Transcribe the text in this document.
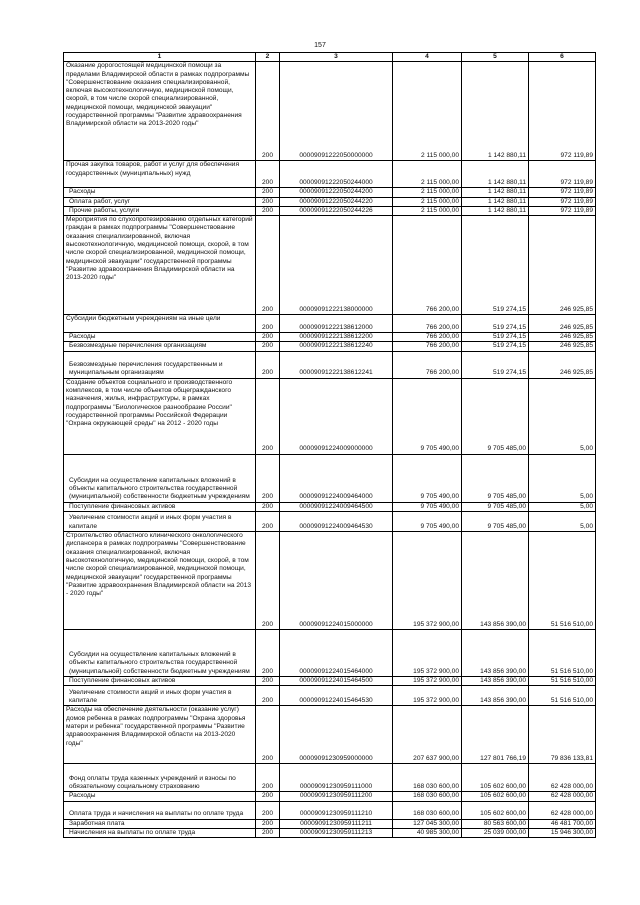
157
1	2	3	4	5	6
Оказание дорогостоящей медицинской помощи за пределами Владимирской области в рамках подпрограммы "Совершенствование оказания специализированной, включая высокотехнологичную, медицинской помощи, скорой, в том числе скорой специализированной, медицинской помощи, медицинской эвакуации" государственной программы "Развитие здравоохранения Владимирской области на 2013-2020 годы"	200	00009091222050000000	2 115 000,00	1 142 880,11	972 119,89
Прочая закупка товаров, работ и услуг для обеспечения государственных (муниципальных) нужд	200	00009091222050244000	2 115 000,00	1 142 880,11	972 119,89
Расходы	200	00009091222050244200	2 115 000,00	1 142 880,11	972 119,89
Оплата работ, услуг	200	00009091222050244220	2 115 000,00	1 142 880,11	972 119,89
Прочие работы, услуги	200	00009091222050244226	2 115 000,00	1 142 880,11	972 119,89
Мероприятия по слухопротезированию отдельных категорий граждан в рамках подпрограммы "Совершенствование оказания специализированной, включая высокотехнологичную, медицинской помощи, скорой, в том числе скорой специализированной, медицинской помощи, медицинской эвакуации" государственной программы "Развитие здравоохранения Владимирской области на 2013-2020 годы"	200	00009091222138000000	766 200,00	519 274,15	246 925,85
Субсидии бюджетным учреждениям на иные цели	200	00009091222138612000	766 200,00	519 274,15	246 925,85
Расходы	200	00009091222138612200	766 200,00	519 274,15	246 925,85
Безвозмездные перечисления организациям	200	00009091222138612240	766 200,00	519 274,15	246 925,85
Безвозмездные перечисления государственным и муниципальным организациям	200	00009091222138612241	766 200,00	519 274,15	246 925,85
Создание объектов социального и производственного комплексов, в том числе объектов общегражданского назначения, жилья, инфраструктуры, в рамках подпрограммы "Биологическое разнообразие России" государственной программы Российской Федерации "Охрана окружающей среды" на 2012 - 2020 годы	200	00009091224009000000	9 705 490,00	9 705 485,00	5,00
Субсидии на осуществление капитальных вложений в объекты капитального строительства государственной (муниципальной) собственности бюджетным учреждениям	200	00009091224009464000	9 705 490,00	9 705 485,00	5,00
Поступление финансовых активов	200	00009091224009464500	9 705 490,00	9 705 485,00	5,00
Увеличение стоимости акций и иных форм участия в капитале	200	00009091224009464530	9 705 490,00	9 705 485,00	5,00
Строительство областного клинического онкологического диспансера в рамках подпрограммы "Совершенствование оказания специализированной, включая высокотехнологичную, медицинской помощи, скорой, в том числе скорой специализированной, медицинской помощи, медицинской эвакуации" государственной программы "Развитие здравоохранения Владимирской области на 2013 - 2020 годы"	200	00009091224015000000	195 372 900,00	143 856 390,00	51 516 510,00
Субсидии на осуществление капитальных вложений в объекты капитального строительства государственной (муниципальной) собственности бюджетным учреждениям	200	00009091224015464000	195 372 900,00	143 856 390,00	51 516 510,00
Поступление финансовых активов	200	00009091224015464500	195 372 900,00	143 856 390,00	51 516 510,00
Увеличение стоимости акций и иных форм участия в капитале	200	00009091224015464530	195 372 900,00	143 856 390,00	51 516 510,00
Расходы на обеспечение деятельности (оказание услуг) домов ребенка в рамках подпрограммы "Охрана здоровья матери и ребенка" государственной программы "Развитие здравоохранения Владимирской области на 2013-2020 годы"	200	00009091230959000000	207 637 900,00	127 801 766,19	79 836 133,81
Фонд оплаты труда казенных учреждений и взносы по обязательному социальному страхованию	200	00009091230959111000	168 030 600,00	105 602 600,00	62 428 000,00
Расходы	200	00009091230959111200	168 030 600,00	105 602 600,00	62 428 000,00
Оплата труда и начисления на выплаты по оплате труда	200	00009091230959111210	168 030 600,00	105 602 600,00	62 428 000,00
Заработная плата	200	00009091230959111211	127 045 300,00	80 563 600,00	46 481 700,00
Начисления на выплаты по оплате труда	200	00009091230959111213	40 985 300,00	25 039 000,00	15 946 300,00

***

TASK BRIEF:
Count the lines in the entries above that include the string "объекты", then give only that figure.

RESULT:
2